## TASK PROMPT
Determine how many lines contain the string "lower" and reply with that number alone.

"""

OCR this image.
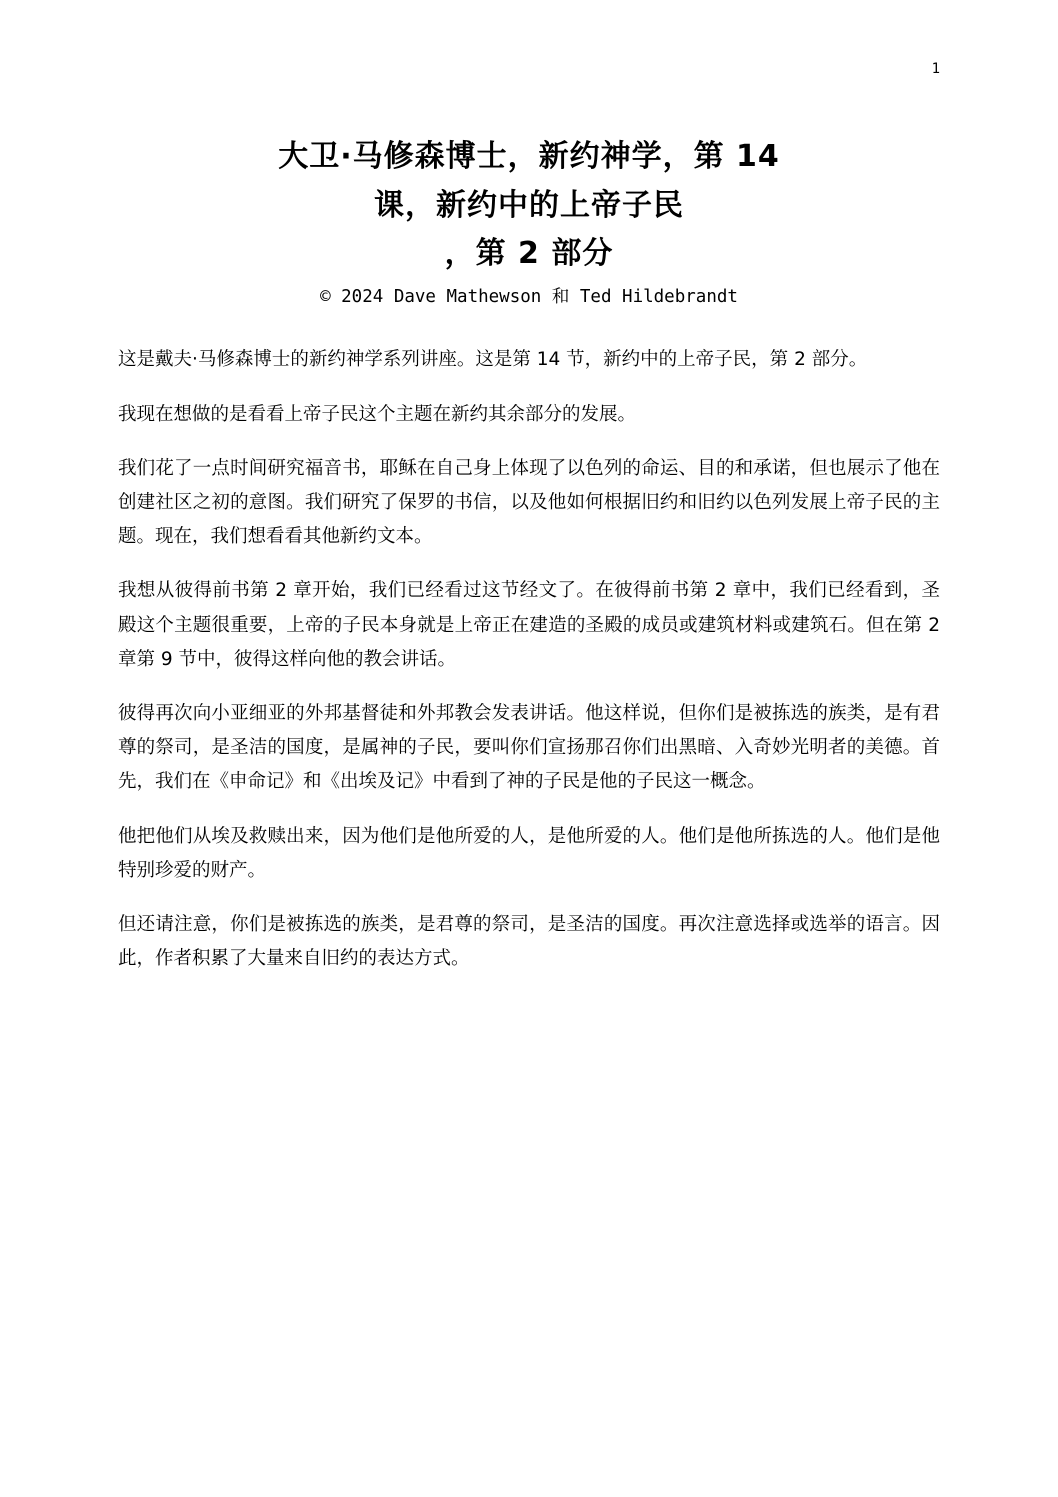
1
大卫·马修森博士，新约神学，第 14
课，新约中的上帝子民
，第 2 部分
© 2024 Dave Mathewson 和 Ted Hildebrandt

这是戴夫·马修森博士的新约神学系列讲座。这是第 14 节，新约中的上帝子民，第 2 部分。

我现在想做的是看看上帝子民这个主题在新约其余部分的发展。

我们花了一点时间研究福音书，耶稣在自己身上体现了以色列的命运、目的和承诺，但也展示了他在创建社区之初的意图。我们研究了保罗的书信，以及他如何根据旧约和旧约以色列发展上帝子民的主题。现在，我们想看看其他新约文本。

我想从彼得前书第 2 章开始，我们已经看过这节经文了。在彼得前书第 2 章中，我们已经看到，圣殿这个主题很重要，上帝的子民本身就是上帝正在建造的圣殿的成员或建筑材料或建筑石。但在第 2 章第 9 节中，彼得这样向他的教会讲话。

彼得再次向小亚细亚的外邦基督徒和外邦教会发表讲话。他这样说，但你们是被拣选的族类，是有君尊的祭司，是圣洁的国度，是属神的子民，要叫你们宣扬那召你们出黑暗、入奇妙光明者的美德。首先，我们在《申命记》和《出埃及记》中看到了神的子民是他的子民这一概念。

他把他们从埃及救赎出来，因为他们是他所爱的人，是他所爱的人。他们是他所拣选的人。他们是他特别珍爱的财产。

但还请注意，你们是被拣选的族类，是君尊的祭司，是圣洁的国度。再次注意选择或选举的语言。因此，作者积累了大量来自旧约的表达方式。
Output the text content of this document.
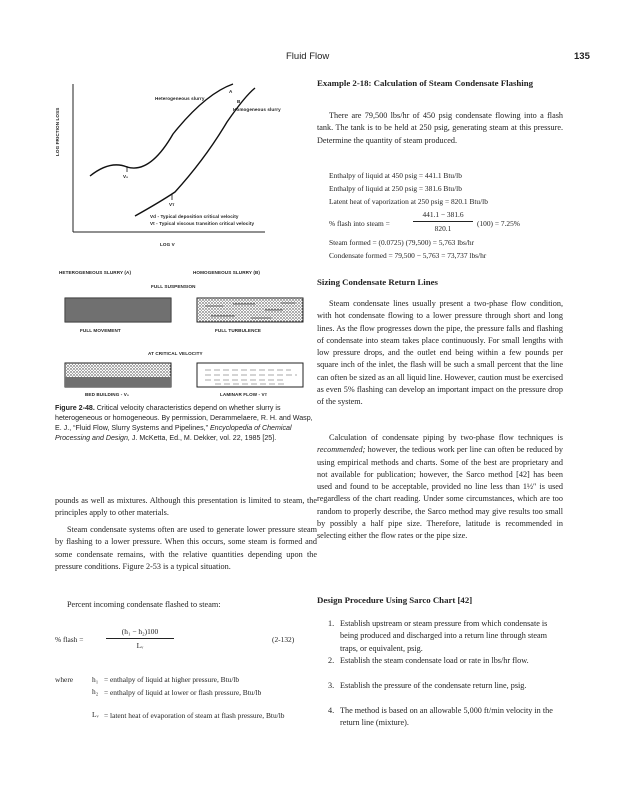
Fluid Flow	135
LOG FRICTION LOSS
LOG V
A
B
Heterogeneous slurry
Homogeneous slurry
V₀
Vᴛ
Vd - Typical deposition critical velocity
Vt - Typical viscous transition critical velocity
HETEROGENEOUS SLURRY (A)	HOMOGENEOUS SLURRY (B)
FULL SUSPENSION
FULL MOVEMENT	FULL TURBULENCE
AT CRITICAL VELOCITY
BED BUILDING - V₀	LAMINAR FLOW - Vᴛ
Figure 2-48. Critical velocity characteristics depend on whether slurry is heterogeneous or homogeneous. By permission, Derammelaere, R. H. and Wasp, E. J., “Fluid Flow, Slurry Systems and Pipelines,” Encyclopedia of Chemical Processing and Design, J. McKetta, Ed., M. Dekker, vol. 22, 1985 [25].
pounds as well as mixtures. Although this presentation is limited to steam, the principles apply to other materials.
Steam condensate systems often are used to generate lower pressure steam by flashing to a lower pressure. When this occurs, some steam is formed and some condensate remains, with the relative quantities depending upon the pressure conditions. Figure 2-53 is a typical situation.
Percent incoming condensate flashed to steam:
% flash =
(h₁ − h₂)100
Lᵥ
(2-132)
where	h₁ = enthalpy of liquid at higher pressure, Btu/lb
h₂ = enthalpy of liquid at lower or flash pressure, Btu/lb
Lᵥ = latent heat of evaporation of steam at flash pressure, Btu/lb
Example 2-18: Calculation of Steam Condensate Flashing
There are 79,500 lbs/hr of 450 psig condensate flowing into a flash tank. The tank is to be held at 250 psig, generating steam at this pressure. Determine the quantity of steam produced.
Enthalpy of liquid at 450 psig = 441.1 Btu/lb
Enthalpy of liquid at 250 psig = 381.6 Btu/lb
Latent heat of vaporization at 250 psig = 820.1 Btu/lb
% flash into steam =
441.1 − 381.6
820.1
(100) = 7.25%
Steam formed = (0.0725) (79,500) = 5,763 lbs/hr
Condensate formed = 79,500 − 5,763 = 73,737 lbs/hr
Sizing Condensate Return Lines
Steam condensate lines usually present a two-phase flow condition, with hot condensate flowing to a lower pressure through short and long lines. As the flow progresses down the pipe, the pressure falls and flashing of condensate into steam takes place continuously. For small lengths with low pressure drops, and the outlet end being within a few pounds per square inch of the inlet, the flash will be such a small percent that the line can often be sized as an all liquid line. However, caution must be exercised as even 5% flashing can develop an important impact on the pressure drop of the system.
Calculation of condensate piping by two-phase flow techniques is recommended; however, the tedious work per line can often be reduced by using empirical methods and charts. Some of the best are proprietary and not available for publication; however, the Sarco method [42] has been used and found to be acceptable, provided no line less than 1½″ is used regardless of the chart reading. Under some circumstances, which are too random to properly describe, the Sarco method may give results too small by possibly a half pipe size. Therefore, latitude is recommended in selecting either the flow rates or the pipe size.
Design Procedure Using Sarco Chart [42]
1. Establish upstream or steam pressure from which condensate is being produced and discharged into a return line through steam traps, or equivalent, psig.
2. Establish the steam condensate load or rate in lbs/hr flow.
3. Establish the pressure of the condensate return line, psig.
4. The method is based on an allowable 5,000 ft/min velocity in the return line (mixture).
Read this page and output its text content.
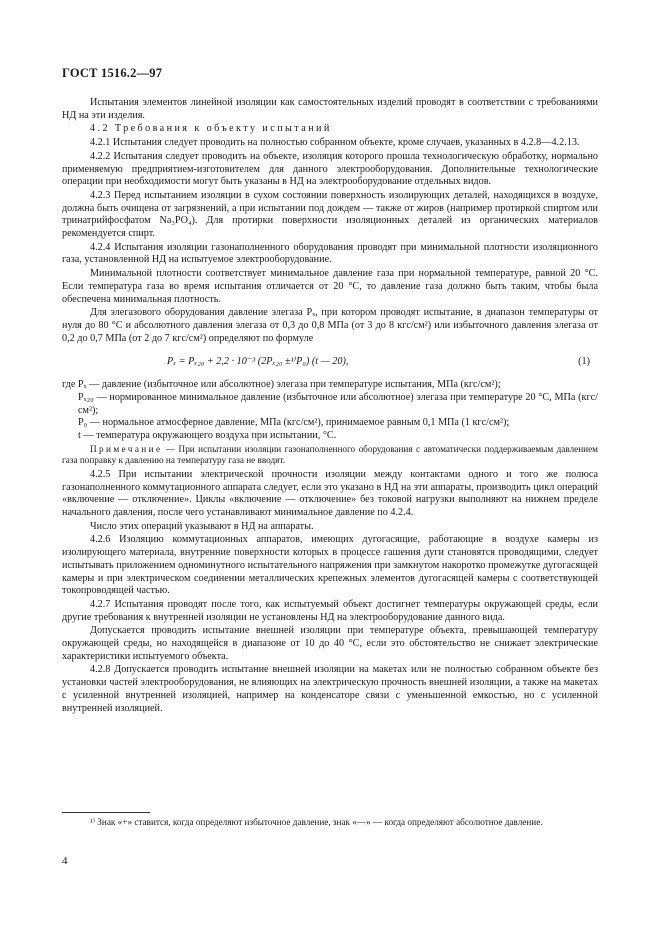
ГОСТ 1516.2—97

Испытания элементов линейной изоляции как самостоятельных изделий проводят в соответствии с требованиями НД на эти изделия.

4.2 Требования к объекту испытаний

4.2.1 Испытания следует проводить на полностью собранном объекте, кроме случаев, указанных в 4.2.8—4.2.13.

4.2.2 Испытания следует проводить на объекте, изоляция которого прошла технологическую обработку, нормально применяемую предприятием-изготовителем для данного электрооборудования. Дополнительные технологические операции при необходимости могут быть указаны в НД на электрооборудование отдельных видов.

4.2.3 Перед испытанием изоляции в сухом состоянии поверхность изолирующих деталей, находящихся в воздухе, должна быть очищена от загрязнений, а при испытании под дождем — также от жиров (например протиркой спиртом или тринатрийфосфатом Na₃PO₄). Для протирки поверхности изоляционных деталей из органических материалов рекомендуется спирт.

4.2.4 Испытания изоляции газонаполненного оборудования проводят при минимальной плотности изоляционного газа, установленной НД на испытуемое электрооборудование.

Минимальной плотности соответствует минимальное давление газа при нормальной температуре, равной 20 °С. Если температура газа во время испытания отличается от 20 °С, то давление газа должно быть таким, чтобы была обеспечена минимальная плотность.

Для элегазового оборудования давление элегаза Pₓ, при котором проводят испытание, в диапазон температуры от нуля до 80 °С и абсолютного давления элегаза от 0,3 до 0,8 МПа (от 3 до 8 кгс/см²) или избыточного давления элегаза от 0,2 до 0,7 МПа (от 2 до 7 кгс/см²) определяют по формуле

Pₓ = Pₓ₂₀ + 2,2 · 10⁻³ (2Pₓ₂₀ ±¹⁾P₀) (t — 20),	(1)

где Pₓ — давление (избыточное или абсолютное) элегаза при температуре испытания, МПа (кгс/см²);

Pₓ₂₀ — нормированное минимальное давление (избыточное или абсолютное) элегаза при температуре 20 °С, МПа (кгс/см²);

P₀ — нормальное атмосферное давление, МПа (кгс/см²), принимаемое равным 0,1 МПа (1 кгс/см²);

t — температура окружающего воздуха при испытании, °С.

Примечание — При испытании изоляции газонаполненного оборудования с автоматически поддерживаемым давлением газа поправку к давлению на температуру газа не вводят.

4.2.5 При испытании электрической прочности изоляции между контактами одного и того же полюса газонаполненного коммутационного аппарата следует, если это указано в НД на эти аппараты, производить цикл операций «включение — отключение». Циклы «включение — отключение» без токовой нагрузки выполняют на нижнем пределе начального давления, после чего устанавливают минимальное давление по 4.2.4.

Число этих операций указывают в НД на аппараты.

4.2.6 Изоляцию коммутационных аппаратов, имеющих дугогасящие, работающие в воздухе камеры из изолирующего материала, внутренние поверхности которых в процессе гашения дуги становятся проводящими, следует испытывать приложением одноминутного испытательного напряжения при замкнутом накоротко промежутке дугогасящей камеры и при электрическом соединении металлических крепежных элементов дугогасящей камеры с соответствующей токопроводящей частью.

4.2.7 Испытания проводят после того, как испытуемый объект достигнет температуры окружающей среды, если другие требования к внутренней изоляции не установлены НД на электрооборудование данного вида.

Допускается проводить испытание внешней изоляции при температуре объекта, превышающей температуру окружающей среды, но находящейся в диапазоне от 10 до 40 °С, если это обстоятельство не снижает электрические характеристики испытуемого объекта.

4.2.8 Допускается проводить испытание внешней изоляции на макетах или не полностью собранном объекте без установки частей электрооборудования, не влияющих на электрическую прочность внешней изоляции, а также на макетах с усиленной внутренней изоляцией, например на конденсаторе связи с уменьшенной емкостью, но с усиленной внутренней изоляцией.

¹⁾ Знак «+» ставится, когда определяют избыточное давление, знак «—» — когда определяют абсолютное давление.
4
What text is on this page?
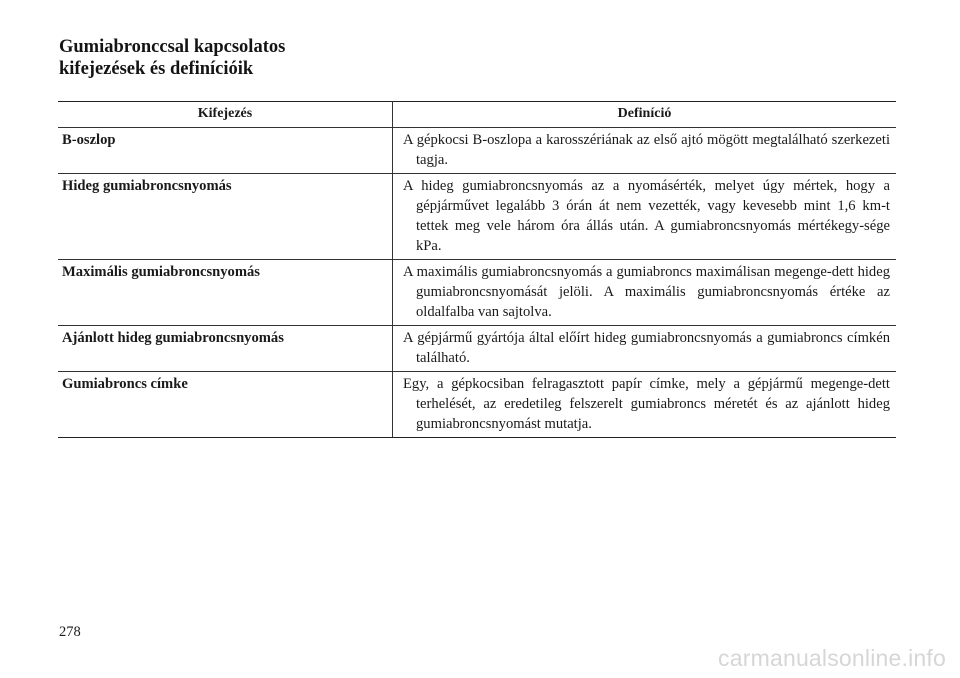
Gumiabronccsal kapcsolatos
kifejezések és definícióik
Kifejezés	Definíció
B-oszlop	A gépkocsi B-oszlopa a karosszériának az első ajtó mögött megtalálható szerkezeti tagja.

Hideg gumiabroncsnyomás	A hideg gumiabroncsnyomás az a nyomásérték, melyet úgy mértek, hogy a gépjárművet legalább 3 órán át nem vezették, vagy kevesebb mint 1,6 km-t tettek meg vele három óra állás után. A gumiabroncsnyomás mértékegy-sége kPa.

Maximális gumiabroncsnyomás	A maximális gumiabroncsnyomás a gumiabroncs maximálisan megenge-dett hideg gumiabroncsnyomását jelöli. A maximális gumiabroncsnyomás értéke az oldalfalba van sajtolva.

Ajánlott hideg gumiabroncsnyomás	A gépjármű gyártója által előírt hideg gumiabroncsnyomás a gumiabroncs címkén található.

Gumiabroncs címke	Egy, a gépkocsiban felragasztott papír címke, mely a gépjármű megenge-dett terhelését, az eredetileg felszerelt gumiabroncs méretét és az ajánlott hideg gumiabroncsnyomást mutatja.
278
carmanualsonline.info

"""

## CORRECT ANSWER
3